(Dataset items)
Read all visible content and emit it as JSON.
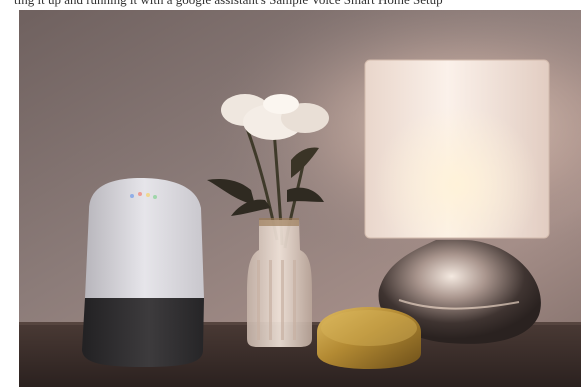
{
  "caption": {
    "text": "ting it up and running it with a google assistant's Sample Voice Smart Home Setup"
  },
  "photo": {
    "subject": "photo",
    "objects": [
      {
        "name": "smart-speaker",
        "icon": "smart-speaker-icon"
      },
      {
        "name": "flower-vase",
        "icon": "flower-vase-icon"
      },
      {
        "name": "table-lamp",
        "icon": "lamp-icon"
      },
      {
        "name": "gold-puck-device",
        "icon": "puck-icon"
      }
    ],
    "colors": {
      "wall_top": "#7f6e6d",
      "wall_bottom": "#9c8784",
      "table": "#3d302c",
      "lampshade": "#f7e9de",
      "speaker_top": "#d9d9dd",
      "speaker_base": "#343334",
      "puck": "#b58b33"
    }
  }
}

### Direction
Output the full set of records above without changing a word, and drop the images.

### Output for this exercise
Read all visible content and emit it as JSON.
{
  "caption": {
    "text": "ting it up and running it with a google assistant's Sample Voice Smart Home Setup"
  },
  "photo": {
    "subject": "photo",
    "objects": [
      {
        "name": "smart-speaker",
        "icon": "smart-speaker-icon"
      },
      {
        "name": "flower-vase",
        "icon": "flower-vase-icon"
      },
      {
        "name": "table-lamp",
        "icon": "lamp-icon"
      },
      {
        "name": "gold-puck-device",
        "icon": "puck-icon"
      }
    ],
    "colors": {
      "wall_top": "#7f6e6d",
      "wall_bottom": "#9c8784",
      "table": "#3d302c",
      "lampshade": "#f7e9de",
      "speaker_top": "#d9d9dd",
      "speaker_base": "#343334",
      "puck": "#b58b33"
    }
  }
}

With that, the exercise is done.